[Start EXCERPTED RECORDS]
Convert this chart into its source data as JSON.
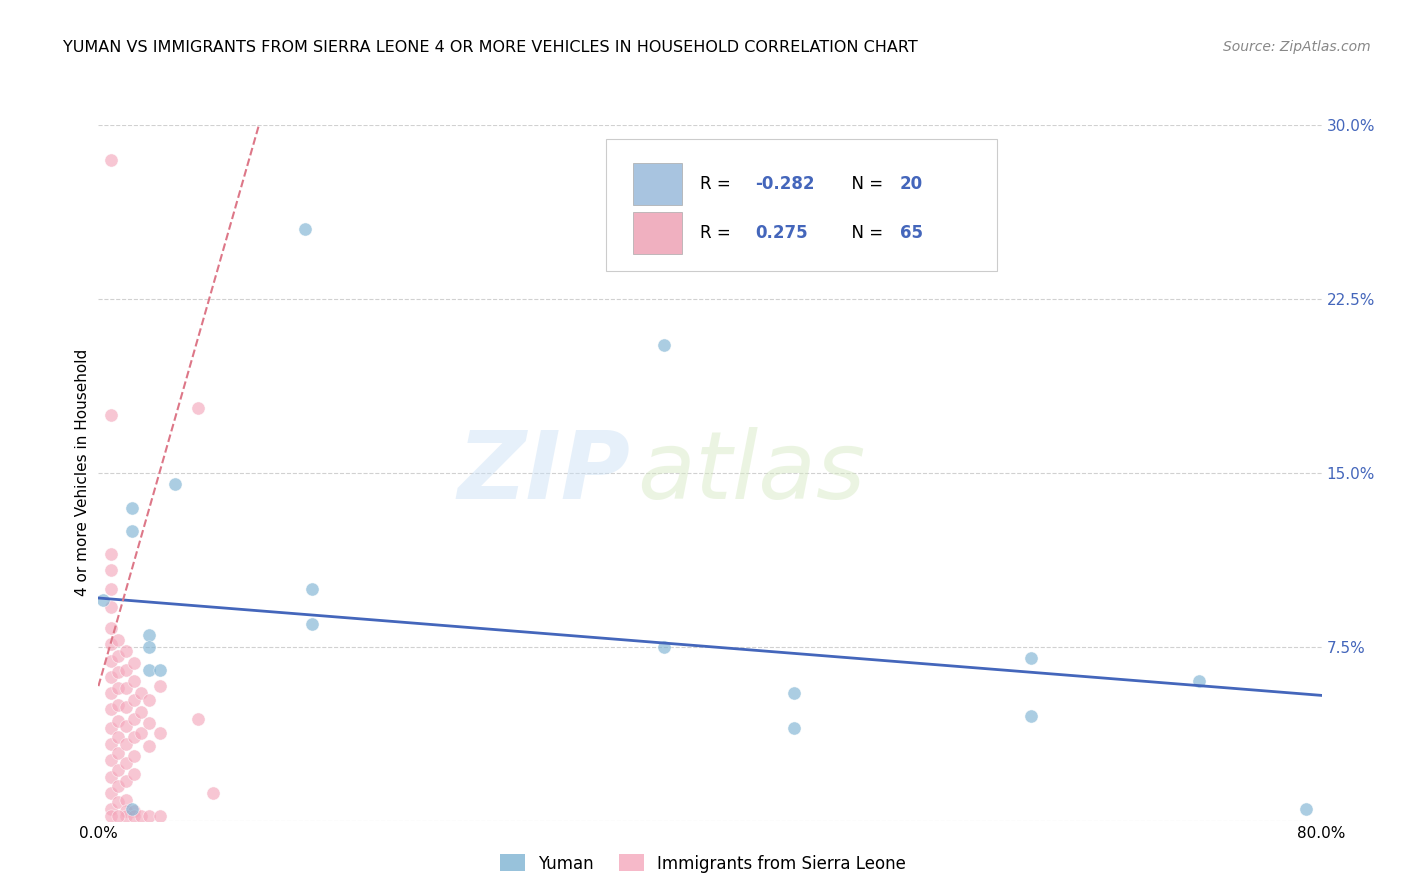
{
  "title": "YUMAN VS IMMIGRANTS FROM SIERRA LEONE 4 OR MORE VEHICLES IN HOUSEHOLD CORRELATION CHART",
  "source": "Source: ZipAtlas.com",
  "ylabel": "4 or more Vehicles in Household",
  "xlim": [
    0.0,
    0.8
  ],
  "ylim": [
    0.0,
    0.3
  ],
  "yticks": [
    0.0,
    0.075,
    0.15,
    0.225,
    0.3
  ],
  "ytick_labels_right": [
    "",
    "7.5%",
    "15.0%",
    "22.5%",
    "30.0%"
  ],
  "xticks": [
    0.0,
    0.2,
    0.4,
    0.6,
    0.8
  ],
  "xtick_labels": [
    "0.0%",
    "",
    "",
    "",
    "80.0%"
  ],
  "legend_r1": "R = -0.282",
  "legend_n1": "N = 20",
  "legend_r2": "R =  0.275",
  "legend_n2": "N = 65",
  "watermark_zip": "ZIP",
  "watermark_atlas": "atlas",
  "blue_color": "#a8c4e0",
  "pink_color": "#f0b0c0",
  "blue_dot_color": "#7fb3d3",
  "pink_dot_color": "#f4a8bc",
  "blue_line_color": "#4466bb",
  "pink_line_color": "#dd7788",
  "right_axis_color": "#4466bb",
  "blue_scatter": [
    [
      0.003,
      0.095
    ],
    [
      0.135,
      0.255
    ],
    [
      0.37,
      0.205
    ],
    [
      0.022,
      0.135
    ],
    [
      0.022,
      0.125
    ],
    [
      0.05,
      0.145
    ],
    [
      0.14,
      0.1
    ],
    [
      0.14,
      0.085
    ],
    [
      0.033,
      0.08
    ],
    [
      0.033,
      0.075
    ],
    [
      0.37,
      0.075
    ],
    [
      0.455,
      0.055
    ],
    [
      0.61,
      0.07
    ],
    [
      0.72,
      0.06
    ],
    [
      0.79,
      0.005
    ],
    [
      0.455,
      0.04
    ],
    [
      0.61,
      0.045
    ],
    [
      0.033,
      0.065
    ],
    [
      0.04,
      0.065
    ],
    [
      0.022,
      0.005
    ]
  ],
  "pink_scatter": [
    [
      0.008,
      0.285
    ],
    [
      0.008,
      0.175
    ],
    [
      0.065,
      0.178
    ],
    [
      0.008,
      0.115
    ],
    [
      0.008,
      0.108
    ],
    [
      0.008,
      0.1
    ],
    [
      0.008,
      0.092
    ],
    [
      0.008,
      0.083
    ],
    [
      0.008,
      0.076
    ],
    [
      0.008,
      0.069
    ],
    [
      0.008,
      0.062
    ],
    [
      0.008,
      0.055
    ],
    [
      0.008,
      0.048
    ],
    [
      0.008,
      0.04
    ],
    [
      0.008,
      0.033
    ],
    [
      0.008,
      0.026
    ],
    [
      0.008,
      0.019
    ],
    [
      0.008,
      0.012
    ],
    [
      0.008,
      0.005
    ],
    [
      0.013,
      0.078
    ],
    [
      0.013,
      0.071
    ],
    [
      0.013,
      0.064
    ],
    [
      0.013,
      0.057
    ],
    [
      0.013,
      0.05
    ],
    [
      0.013,
      0.043
    ],
    [
      0.013,
      0.036
    ],
    [
      0.013,
      0.029
    ],
    [
      0.013,
      0.022
    ],
    [
      0.013,
      0.015
    ],
    [
      0.013,
      0.008
    ],
    [
      0.018,
      0.073
    ],
    [
      0.018,
      0.065
    ],
    [
      0.018,
      0.057
    ],
    [
      0.018,
      0.049
    ],
    [
      0.018,
      0.041
    ],
    [
      0.018,
      0.033
    ],
    [
      0.018,
      0.025
    ],
    [
      0.018,
      0.017
    ],
    [
      0.018,
      0.009
    ],
    [
      0.023,
      0.068
    ],
    [
      0.023,
      0.06
    ],
    [
      0.023,
      0.052
    ],
    [
      0.023,
      0.044
    ],
    [
      0.023,
      0.036
    ],
    [
      0.023,
      0.028
    ],
    [
      0.023,
      0.02
    ],
    [
      0.028,
      0.055
    ],
    [
      0.028,
      0.047
    ],
    [
      0.028,
      0.038
    ],
    [
      0.033,
      0.052
    ],
    [
      0.033,
      0.042
    ],
    [
      0.033,
      0.032
    ],
    [
      0.04,
      0.058
    ],
    [
      0.04,
      0.038
    ],
    [
      0.065,
      0.044
    ],
    [
      0.075,
      0.012
    ],
    [
      0.018,
      0.004
    ],
    [
      0.023,
      0.004
    ],
    [
      0.018,
      0.002
    ],
    [
      0.023,
      0.002
    ],
    [
      0.028,
      0.002
    ],
    [
      0.033,
      0.002
    ],
    [
      0.04,
      0.002
    ],
    [
      0.008,
      0.002
    ],
    [
      0.013,
      0.002
    ]
  ],
  "blue_trend_x": [
    0.0,
    0.8
  ],
  "blue_trend_y": [
    0.096,
    0.054
  ],
  "pink_trend_x": [
    0.0,
    0.105
  ],
  "pink_trend_y": [
    0.058,
    0.3
  ]
}
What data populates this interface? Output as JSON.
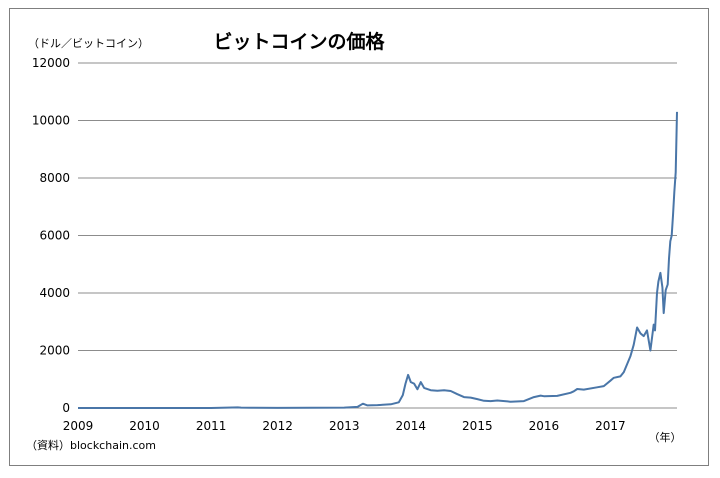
[End EXCERPTED RECORDS]
• _TASK DIRECTIONS_
Extract every line from the records above that contains the word "this".

• _THE RESPONSE_
Convert this chart into its source data as JSON.
What data populates this interface? Output as JSON.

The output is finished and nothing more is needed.